§ **DATA EXTRACT**
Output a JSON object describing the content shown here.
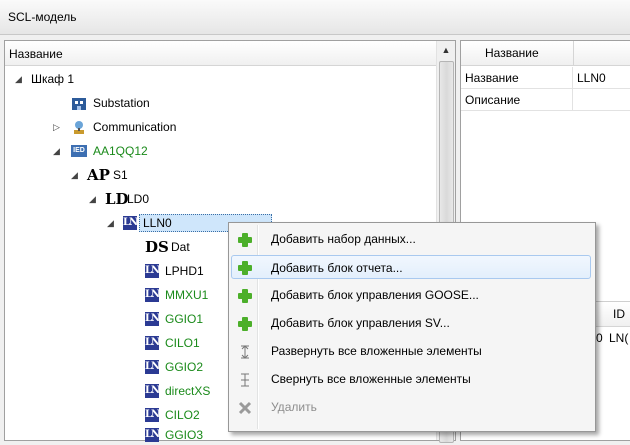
{
  "window": {
    "title": "SCL-модель"
  },
  "tree": {
    "column_header": "Название",
    "rows": [
      {
        "label": "Шкаф 1",
        "icon": "cabinet-icon",
        "expander": "expanded"
      },
      {
        "label": "Substation",
        "icon": "substation-icon",
        "expander": "none"
      },
      {
        "label": "Communication",
        "icon": "communication-icon",
        "expander": "collapsed"
      },
      {
        "label": "AA1QQ12",
        "icon": "ied-icon",
        "icon_text": "IED",
        "expander": "expanded"
      },
      {
        "label": "S1",
        "icon": "access-point-icon",
        "icon_text": "AP",
        "expander": "expanded"
      },
      {
        "label": "LD0",
        "icon": "logical-device-icon",
        "icon_text": "LD",
        "expander": "expanded"
      },
      {
        "label": "LLN0",
        "icon": "logical-node-icon",
        "icon_text": "LN",
        "expander": "expanded"
      },
      {
        "label": "Dat",
        "icon": "dataset-icon",
        "icon_text": "DS",
        "expander": "none"
      },
      {
        "label": "LPHD1",
        "icon": "logical-node-icon",
        "icon_text": "LN",
        "expander": "none"
      },
      {
        "label": "MMXU1",
        "icon": "logical-node-icon",
        "icon_text": "LN",
        "expander": "none"
      },
      {
        "label": "GGIO1",
        "icon": "logical-node-icon",
        "icon_text": "LN",
        "expander": "none"
      },
      {
        "label": "CILO1",
        "icon": "logical-node-icon",
        "icon_text": "LN",
        "expander": "none"
      },
      {
        "label": "GGIO2",
        "icon": "logical-node-icon",
        "icon_text": "LN",
        "expander": "none"
      },
      {
        "label": "directXS",
        "icon": "logical-node-icon",
        "icon_text": "LN",
        "expander": "none"
      },
      {
        "label": "CILO2",
        "icon": "logical-node-icon",
        "icon_text": "LN",
        "expander": "none"
      },
      {
        "label": "GGIO3",
        "icon": "logical-node-icon",
        "icon_text": "LN",
        "expander": "none"
      }
    ]
  },
  "properties": {
    "column_header": "Название",
    "rows": [
      {
        "name": "Название",
        "value": "LLN0"
      },
      {
        "name": "Описание",
        "value": ""
      }
    ]
  },
  "lower_grid": {
    "col1": "ID",
    "cell_prefix": "0",
    "cell_value": "LN("
  },
  "context_menu": {
    "items": [
      {
        "label": "Добавить набор данных...",
        "icon": "add-icon"
      },
      {
        "label": "Добавить блок отчета...",
        "icon": "add-icon",
        "highlighted": true
      },
      {
        "label": "Добавить блок управления GOOSE...",
        "icon": "add-icon"
      },
      {
        "label": "Добавить блок управления SV...",
        "icon": "add-icon"
      },
      {
        "label": "Развернуть все вложенные элементы",
        "icon": "expand-all-icon"
      },
      {
        "label": "Свернуть все вложенные элементы",
        "icon": "collapse-all-icon"
      },
      {
        "label": "Удалить",
        "icon": "delete-icon",
        "disabled": true
      }
    ]
  },
  "colors": {
    "accent_green": "#1a8a1a",
    "ln_icon_bg": "#2b3a93",
    "selection": "#cfe6fb"
  }
}
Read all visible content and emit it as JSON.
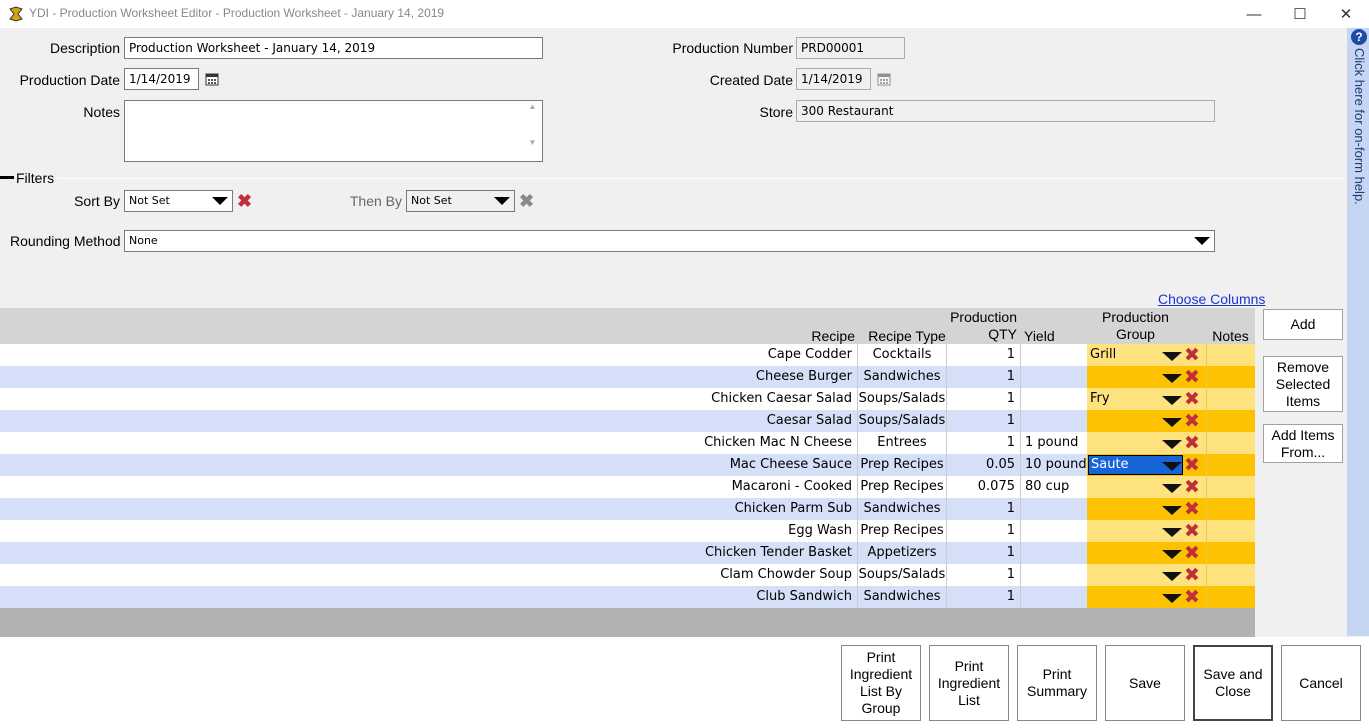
{
  "window": {
    "title": "YDI - Production Worksheet Editor - Production Worksheet - January 14, 2019",
    "minimize": "—",
    "maximize": "☐",
    "close": "✕"
  },
  "form": {
    "description_label": "Description",
    "description_value": "Production Worksheet - January 14, 2019",
    "production_date_label": "Production Date",
    "production_date_value": "1/14/2019",
    "notes_label": "Notes",
    "notes_value": "",
    "production_number_label": "Production Number",
    "production_number_value": "PRD00001",
    "created_date_label": "Created Date",
    "created_date_value": "1/14/2019",
    "store_label": "Store",
    "store_value": "300 Restaurant"
  },
  "filters": {
    "section_label": "Filters",
    "sort_by_label": "Sort By",
    "sort_by_value": "Not Set",
    "then_by_label": "Then By",
    "then_by_value": "Not Set",
    "rounding_label": "Rounding Method",
    "rounding_value": "None"
  },
  "help": {
    "icon": "?",
    "text": "Click here for on-form help."
  },
  "grid": {
    "choose_columns": "Choose Columns",
    "headers": {
      "recipe": "Recipe",
      "recipe_type": "Recipe Type",
      "production_qty_1": "Production",
      "production_qty_2": "QTY",
      "yield": "Yield",
      "group_1": "Production",
      "group_2": "Group",
      "notes": "Notes"
    },
    "rows": [
      {
        "recipe": "Cape Codder",
        "type": "Cocktails",
        "qty": "1",
        "yield": "",
        "group": "Grill"
      },
      {
        "recipe": "Cheese Burger",
        "type": "Sandwiches",
        "qty": "1",
        "yield": "",
        "group": ""
      },
      {
        "recipe": "Chicken Caesar Salad",
        "type": "Soups/Salads",
        "qty": "1",
        "yield": "",
        "group": "Fry"
      },
      {
        "recipe": "Caesar Salad",
        "type": "Soups/Salads",
        "qty": "1",
        "yield": "",
        "group": ""
      },
      {
        "recipe": "Chicken Mac N Cheese",
        "type": "Entrees",
        "qty": "1",
        "yield": "1 pound",
        "group": ""
      },
      {
        "recipe": "Mac Cheese Sauce",
        "type": "Prep Recipes",
        "qty": "0.05",
        "yield": "10 pound",
        "group": "Saute"
      },
      {
        "recipe": "Macaroni - Cooked",
        "type": "Prep Recipes",
        "qty": "0.075",
        "yield": "80 cup",
        "group": ""
      },
      {
        "recipe": "Chicken Parm Sub",
        "type": "Sandwiches",
        "qty": "1",
        "yield": "",
        "group": ""
      },
      {
        "recipe": "Egg Wash",
        "type": "Prep Recipes",
        "qty": "1",
        "yield": "",
        "group": ""
      },
      {
        "recipe": "Chicken Tender Basket",
        "type": "Appetizers",
        "qty": "1",
        "yield": "",
        "group": ""
      },
      {
        "recipe": "Clam Chowder Soup",
        "type": "Soups/Salads",
        "qty": "1",
        "yield": "",
        "group": ""
      },
      {
        "recipe": "Club Sandwich",
        "type": "Sandwiches",
        "qty": "1",
        "yield": "",
        "group": ""
      }
    ]
  },
  "side_buttons": {
    "add": "Add",
    "remove_1": "Remove",
    "remove_2": "Selected",
    "remove_3": "Items",
    "add_from_1": "Add Items",
    "add_from_2": "From..."
  },
  "bottom_buttons": {
    "print_group": [
      "Print",
      "Ingredient",
      "List By",
      "Group"
    ],
    "print_list": [
      "Print",
      "Ingredient",
      "List"
    ],
    "print_summary": [
      "Print",
      "Summary"
    ],
    "save": "Save",
    "save_close": [
      "Save and",
      "Close"
    ],
    "cancel": "Cancel"
  },
  "colors": {
    "grid_row_alt": "#d5dff7",
    "group_cell_light": "#fde27e",
    "group_cell_dark": "#fcc200",
    "delete_x": "#c0303a",
    "selection_blue": "#1665d8",
    "help_strip": "#c6d5f2"
  },
  "icons": [
    "app-logo-icon",
    "calendar-icon",
    "dropdown-caret-icon",
    "clear-x-icon",
    "help-question-icon"
  ]
}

§ **WHAT YOU ARE ASKED TO DO**
Every record above should be transcribed exactly; the pictures stay out of the copy.

§ **RESPONSE BELOW**
Output a JSON object describing the content shown here.
{
  "window": {
    "title": "SCL-модель"
  },
  "tree": {
    "column_header": "Название",
    "rows": [
      {
        "label": "Шкаф 1",
        "icon": "cabinet-icon",
        "expander": "expanded"
      },
      {
        "label": "Substation",
        "icon": "substation-icon",
        "expander": "none"
      },
      {
        "label": "Communication",
        "icon": "communication-icon",
        "expander": "collapsed"
      },
      {
        "label": "AA1QQ12",
        "icon": "ied-icon",
        "icon_text": "IED",
        "expander": "expanded"
      },
      {
        "label": "S1",
        "icon": "access-point-icon",
        "icon_text": "AP",
        "expander": "expanded"
      },
      {
        "label": "LD0",
        "icon": "logical-device-icon",
        "icon_text": "LD",
        "expander": "expanded"
      },
      {
        "label": "LLN0",
        "icon": "logical-node-icon",
        "icon_text": "LN",
        "expander": "expanded"
      },
      {
        "label": "Dat",
        "icon": "dataset-icon",
        "icon_text": "DS",
        "expander": "none"
      },
      {
        "label": "LPHD1",
        "icon": "logical-node-icon",
        "icon_text": "LN",
        "expander": "none"
      },
      {
        "label": "MMXU1",
        "icon": "logical-node-icon",
        "icon_text": "LN",
        "expander": "none"
      },
      {
        "label": "GGIO1",
        "icon": "logical-node-icon",
        "icon_text": "LN",
        "expander": "none"
      },
      {
        "label": "CILO1",
        "icon": "logical-node-icon",
        "icon_text": "LN",
        "expander": "none"
      },
      {
        "label": "GGIO2",
        "icon": "logical-node-icon",
        "icon_text": "LN",
        "expander": "none"
      },
      {
        "label": "directXS",
        "icon": "logical-node-icon",
        "icon_text": "LN",
        "expander": "none"
      },
      {
        "label": "CILO2",
        "icon": "logical-node-icon",
        "icon_text": "LN",
        "expander": "none"
      },
      {
        "label": "GGIO3",
        "icon": "logical-node-icon",
        "icon_text": "LN",
        "expander": "none"
      }
    ]
  },
  "properties": {
    "column_header": "Название",
    "rows": [
      {
        "name": "Название",
        "value": "LLN0"
      },
      {
        "name": "Описание",
        "value": ""
      }
    ]
  },
  "lower_grid": {
    "col1": "ID",
    "cell_prefix": "0",
    "cell_value": "LN("
  },
  "context_menu": {
    "items": [
      {
        "label": "Добавить набор данных...",
        "icon": "add-icon"
      },
      {
        "label": "Добавить блок отчета...",
        "icon": "add-icon",
        "highlighted": true
      },
      {
        "label": "Добавить блок управления GOOSE...",
        "icon": "add-icon"
      },
      {
        "label": "Добавить блок управления SV...",
        "icon": "add-icon"
      },
      {
        "label": "Развернуть все вложенные элементы",
        "icon": "expand-all-icon"
      },
      {
        "label": "Свернуть все вложенные элементы",
        "icon": "collapse-all-icon"
      },
      {
        "label": "Удалить",
        "icon": "delete-icon",
        "disabled": true
      }
    ]
  },
  "colors": {
    "accent_green": "#1a8a1a",
    "ln_icon_bg": "#2b3a93",
    "selection": "#cfe6fb"
  }
}
Read all visible content and emit it as JSON.
{
  "window": {
    "title": "YDI - Production Worksheet Editor - Production Worksheet - January 14, 2019",
    "minimize": "—",
    "maximize": "☐",
    "close": "✕"
  },
  "form": {
    "description_label": "Description",
    "description_value": "Production Worksheet - January 14, 2019",
    "production_date_label": "Production Date",
    "production_date_value": "1/14/2019",
    "notes_label": "Notes",
    "notes_value": "",
    "production_number_label": "Production Number",
    "production_number_value": "PRD00001",
    "created_date_label": "Created Date",
    "created_date_value": "1/14/2019",
    "store_label": "Store",
    "store_value": "300 Restaurant"
  },
  "filters": {
    "section_label": "Filters",
    "sort_by_label": "Sort By",
    "sort_by_value": "Not Set",
    "then_by_label": "Then By",
    "then_by_value": "Not Set",
    "rounding_label": "Rounding Method",
    "rounding_value": "None"
  },
  "help": {
    "icon": "?",
    "text": "Click here for on-form help."
  },
  "grid": {
    "choose_columns": "Choose Columns",
    "headers": {
      "recipe": "Recipe",
      "recipe_type": "Recipe Type",
      "production_qty_1": "Production",
      "production_qty_2": "QTY",
      "yield": "Yield",
      "group_1": "Production",
      "group_2": "Group",
      "notes": "Notes"
    },
    "rows": [
      {
        "recipe": "Cape Codder",
        "type": "Cocktails",
        "qty": "1",
        "yield": "",
        "group": "Grill"
      },
      {
        "recipe": "Cheese Burger",
        "type": "Sandwiches",
        "qty": "1",
        "yield": "",
        "group": ""
      },
      {
        "recipe": "Chicken Caesar Salad",
        "type": "Soups/Salads",
        "qty": "1",
        "yield": "",
        "group": "Fry"
      },
      {
        "recipe": "Caesar Salad",
        "type": "Soups/Salads",
        "qty": "1",
        "yield": "",
        "group": ""
      },
      {
        "recipe": "Chicken Mac N Cheese",
        "type": "Entrees",
        "qty": "1",
        "yield": "1 pound",
        "group": ""
      },
      {
        "recipe": "Mac Cheese Sauce",
        "type": "Prep Recipes",
        "qty": "0.05",
        "yield": "10 pound",
        "group": "Saute"
      },
      {
        "recipe": "Macaroni - Cooked",
        "type": "Prep Recipes",
        "qty": "0.075",
        "yield": "80 cup",
        "group": ""
      },
      {
        "recipe": "Chicken Parm Sub",
        "type": "Sandwiches",
        "qty": "1",
        "yield": "",
        "group": ""
      },
      {
        "recipe": "Egg Wash",
        "type": "Prep Recipes",
        "qty": "1",
        "yield": "",
        "group": ""
      },
      {
        "recipe": "Chicken Tender Basket",
        "type": "Appetizers",
        "qty": "1",
        "yield": "",
        "group": ""
      },
      {
        "recipe": "Clam Chowder Soup",
        "type": "Soups/Salads",
        "qty": "1",
        "yield": "",
        "group": ""
      },
      {
        "recipe": "Club Sandwich",
        "type": "Sandwiches",
        "qty": "1",
        "yield": "",
        "group": ""
      }
    ]
  },
  "side_buttons": {
    "add": "Add",
    "remove_1": "Remove",
    "remove_2": "Selected",
    "remove_3": "Items",
    "add_from_1": "Add Items",
    "add_from_2": "From..."
  },
  "bottom_buttons": {
    "print_group": [
      "Print",
      "Ingredient",
      "List By",
      "Group"
    ],
    "print_list": [
      "Print",
      "Ingredient",
      "List"
    ],
    "print_summary": [
      "Print",
      "Summary"
    ],
    "save": "Save",
    "save_close": [
      "Save and",
      "Close"
    ],
    "cancel": "Cancel"
  },
  "colors": {
    "grid_row_alt": "#d5dff7",
    "group_cell_light": "#fde27e",
    "group_cell_dark": "#fcc200",
    "delete_x": "#c0303a",
    "selection_blue": "#1665d8",
    "help_strip": "#c6d5f2"
  },
  "icons": [
    "app-logo-icon",
    "calendar-icon",
    "dropdown-caret-icon",
    "clear-x-icon",
    "help-question-icon"
  ]
}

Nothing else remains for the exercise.